Problem to work on: Below are some records; repeat them all exactly, minus the pictures.

[START OF Exercise materials]

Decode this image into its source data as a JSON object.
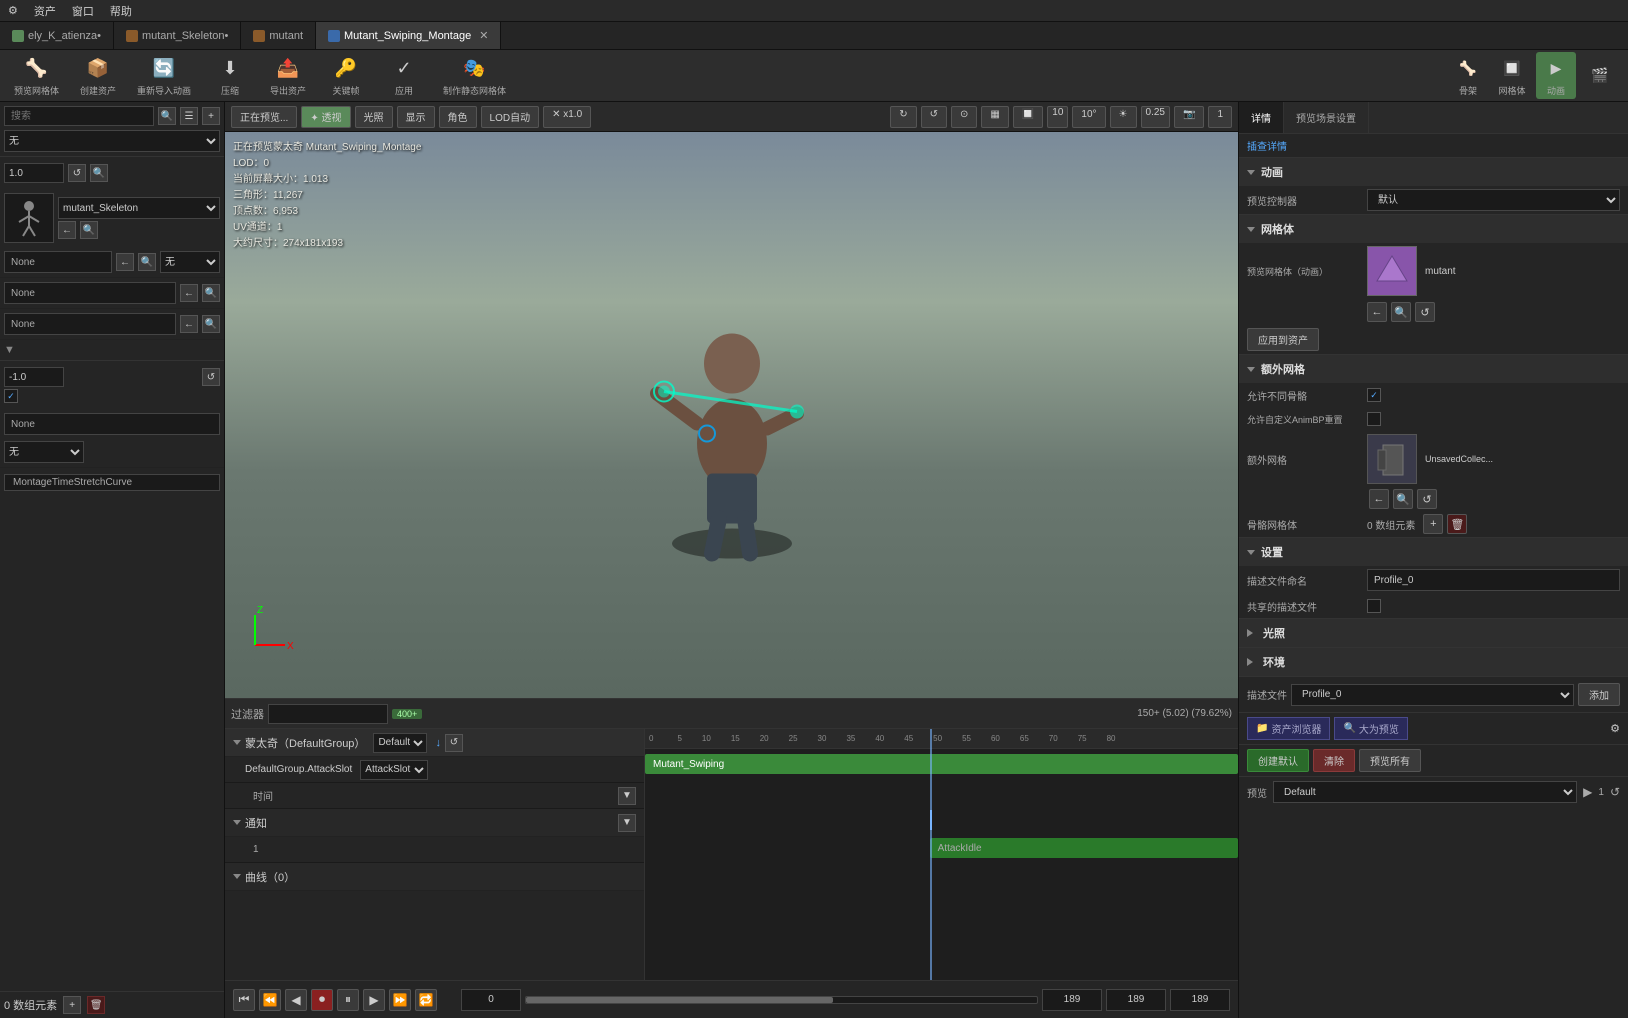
{
  "topmenu": {
    "items": [
      "资产",
      "窗口",
      "帮助"
    ]
  },
  "tabs": [
    {
      "label": "ely_K_atienza•",
      "active": false
    },
    {
      "label": "mutant_Skeleton•",
      "active": false
    },
    {
      "label": "mutant",
      "active": false
    },
    {
      "label": "Mutant_Swiping_Montage",
      "active": true
    }
  ],
  "toolbar": {
    "buttons": [
      {
        "icon": "🦴",
        "label": "预览网格体"
      },
      {
        "icon": "📦",
        "label": "创建资产"
      },
      {
        "icon": "🔄",
        "label": "重新导入动画"
      },
      {
        "icon": "⬇",
        "label": "压缩"
      },
      {
        "icon": "📤",
        "label": "导出资产"
      },
      {
        "icon": "🔑",
        "label": "关键帧"
      },
      {
        "icon": "✓",
        "label": "应用"
      },
      {
        "icon": "🎭",
        "label": "制作静态网格体"
      }
    ],
    "right_buttons": [
      {
        "icon": "🦴",
        "label": "骨架"
      },
      {
        "icon": "🔲",
        "label": "网格体"
      },
      {
        "icon": "▶",
        "label": "动画"
      },
      {
        "icon": "🎬",
        "label": ""
      }
    ]
  },
  "viewport_toolbar": {
    "buttons": [
      "透视",
      "光照",
      "显示",
      "角色",
      "LOD自动",
      "x1.0"
    ]
  },
  "left_panel": {
    "search_placeholder": "搜索",
    "dropdown_value": "无",
    "num_value1": "1.0",
    "skeleton_name": "mutant_Skeleton",
    "slots": [
      {
        "label": "None"
      },
      {
        "label": "None"
      },
      {
        "label": "None"
      }
    ],
    "num_value2": "-1.0",
    "checked": true,
    "slots2": [
      {
        "label": "None",
        "sub": "无"
      }
    ],
    "curve_btn": "MontageTimeStretchCurve",
    "elements_label": "0 数组元素"
  },
  "viewport": {
    "info_lines": [
      "正在预览蒙太奇 Mutant_Swiping_Montage",
      "LOD：0",
      "当前屏幕大小：1.013",
      "三角形：11,267",
      "顶点数：6,953",
      "UV通道：1",
      "大约尺寸：274x181x193"
    ]
  },
  "timeline": {
    "filter_label": "过滤器",
    "filter_count": "400+",
    "group_name": "蒙太奇（DefaultGroup）",
    "slot_name": "DefaultGroup.AttackSlot",
    "time_label": "时间",
    "notify_label": "通知",
    "notify_count": "1",
    "curves_label": "曲线（0）",
    "green_bar1": "Mutant_Swiping",
    "green_bar2": "AttackIdle",
    "right_label": "150+ (5.02) (79.62%)",
    "marker1": "1",
    "marker2": "1",
    "controls": {
      "time_start": "0",
      "time_mid": "0",
      "time_end": "189",
      "time_end2": "189",
      "time_end3": "189"
    }
  },
  "right_panel": {
    "tabs": [
      "详情",
      "预览场景设置"
    ],
    "active_tab": "详情",
    "extra_link": "插查详情",
    "sections": {
      "animation": {
        "title": "动画",
        "fields": [
          {
            "label": "预览控制器",
            "value": "默认"
          }
        ]
      },
      "mesh": {
        "title": "网格体",
        "thumb_color": "#8855aa",
        "mesh_name": "mutant",
        "fields": [
          {
            "label": "预览网格体（动画）",
            "value": ""
          },
          {
            "label": "应用到资产",
            "value": ""
          }
        ]
      },
      "extra_mesh": {
        "title": "额外网格",
        "fields": [
          {
            "label": "允许不同骨骼",
            "checked": true
          },
          {
            "label": "允许自定义AnimBP重置",
            "checked": false
          }
        ],
        "extra_mesh_name": "UnsavedCollec...",
        "bone_mesh_label": "骨骼网格体",
        "bone_mesh_count": "0 数组元素"
      },
      "settings": {
        "title": "设置",
        "desc_file_label": "描述文件命名",
        "desc_file_value": "Profile_0",
        "shared_desc_label": "共享的描述文件",
        "shared_checked": false
      },
      "light": {
        "title": "光照"
      },
      "env": {
        "title": "环境"
      }
    },
    "desc_file_dropdown": "Profile_0",
    "add_btn": "添加",
    "asset_browser_label": "资产浏览器",
    "large_preview_label": "大为预览",
    "create_default_btn": "创建默认",
    "clear_btn": "清除",
    "preview_all_btn": "预览所有",
    "preview_label": "预览",
    "default_value": "Default",
    "preview_controls": {
      "play": "▶",
      "num": "1",
      "reset": "↺"
    }
  }
}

[END OF Exercise materials]

Complete answer:
Decode this image into its source data as a JSON object.
{
  "topmenu": {
    "items": [
      "资产",
      "窗口",
      "帮助"
    ]
  },
  "tabs": [
    {
      "label": "ely_K_atienza•",
      "active": false
    },
    {
      "label": "mutant_Skeleton•",
      "active": false
    },
    {
      "label": "mutant",
      "active": false
    },
    {
      "label": "Mutant_Swiping_Montage",
      "active": true
    }
  ],
  "toolbar": {
    "buttons": [
      {
        "icon": "🦴",
        "label": "预览网格体"
      },
      {
        "icon": "📦",
        "label": "创建资产"
      },
      {
        "icon": "🔄",
        "label": "重新导入动画"
      },
      {
        "icon": "⬇",
        "label": "压缩"
      },
      {
        "icon": "📤",
        "label": "导出资产"
      },
      {
        "icon": "🔑",
        "label": "关键帧"
      },
      {
        "icon": "✓",
        "label": "应用"
      },
      {
        "icon": "🎭",
        "label": "制作静态网格体"
      }
    ],
    "right_buttons": [
      {
        "icon": "🦴",
        "label": "骨架"
      },
      {
        "icon": "🔲",
        "label": "网格体"
      },
      {
        "icon": "▶",
        "label": "动画"
      },
      {
        "icon": "🎬",
        "label": ""
      }
    ]
  },
  "viewport_toolbar": {
    "buttons": [
      "透视",
      "光照",
      "显示",
      "角色",
      "LOD自动",
      "x1.0"
    ]
  },
  "left_panel": {
    "search_placeholder": "搜索",
    "dropdown_value": "无",
    "num_value1": "1.0",
    "skeleton_name": "mutant_Skeleton",
    "slots": [
      {
        "label": "None"
      },
      {
        "label": "None"
      },
      {
        "label": "None"
      }
    ],
    "num_value2": "-1.0",
    "checked": true,
    "slots2": [
      {
        "label": "None",
        "sub": "无"
      }
    ],
    "curve_btn": "MontageTimeStretchCurve",
    "elements_label": "0 数组元素"
  },
  "viewport": {
    "info_lines": [
      "正在预览蒙太奇 Mutant_Swiping_Montage",
      "LOD：0",
      "当前屏幕大小：1.013",
      "三角形：11,267",
      "顶点数：6,953",
      "UV通道：1",
      "大约尺寸：274x181x193"
    ]
  },
  "timeline": {
    "filter_label": "过滤器",
    "filter_count": "400+",
    "group_name": "蒙太奇（DefaultGroup）",
    "slot_name": "DefaultGroup.AttackSlot",
    "time_label": "时间",
    "notify_label": "通知",
    "notify_count": "1",
    "curves_label": "曲线（0）",
    "green_bar1": "Mutant_Swiping",
    "green_bar2": "AttackIdle",
    "right_label": "150+ (5.02) (79.62%)",
    "marker1": "1",
    "marker2": "1",
    "controls": {
      "time_start": "0",
      "time_mid": "0",
      "time_end": "189",
      "time_end2": "189",
      "time_end3": "189"
    }
  },
  "right_panel": {
    "tabs": [
      "详情",
      "预览场景设置"
    ],
    "active_tab": "详情",
    "extra_link": "插查详情",
    "sections": {
      "animation": {
        "title": "动画",
        "fields": [
          {
            "label": "预览控制器",
            "value": "默认"
          }
        ]
      },
      "mesh": {
        "title": "网格体",
        "thumb_color": "#8855aa",
        "mesh_name": "mutant",
        "fields": [
          {
            "label": "预览网格体（动画）",
            "value": ""
          },
          {
            "label": "应用到资产",
            "value": ""
          }
        ]
      },
      "extra_mesh": {
        "title": "额外网格",
        "fields": [
          {
            "label": "允许不同骨骼",
            "checked": true
          },
          {
            "label": "允许自定义AnimBP重置",
            "checked": false
          }
        ],
        "extra_mesh_name": "UnsavedCollec...",
        "bone_mesh_label": "骨骼网格体",
        "bone_mesh_count": "0 数组元素"
      },
      "settings": {
        "title": "设置",
        "desc_file_label": "描述文件命名",
        "desc_file_value": "Profile_0",
        "shared_desc_label": "共享的描述文件",
        "shared_checked": false
      },
      "light": {
        "title": "光照"
      },
      "env": {
        "title": "环境"
      }
    },
    "desc_file_dropdown": "Profile_0",
    "add_btn": "添加",
    "asset_browser_label": "资产浏览器",
    "large_preview_label": "大为预览",
    "create_default_btn": "创建默认",
    "clear_btn": "清除",
    "preview_all_btn": "预览所有",
    "preview_label": "预览",
    "default_value": "Default",
    "preview_controls": {
      "play": "▶",
      "num": "1",
      "reset": "↺"
    }
  }
}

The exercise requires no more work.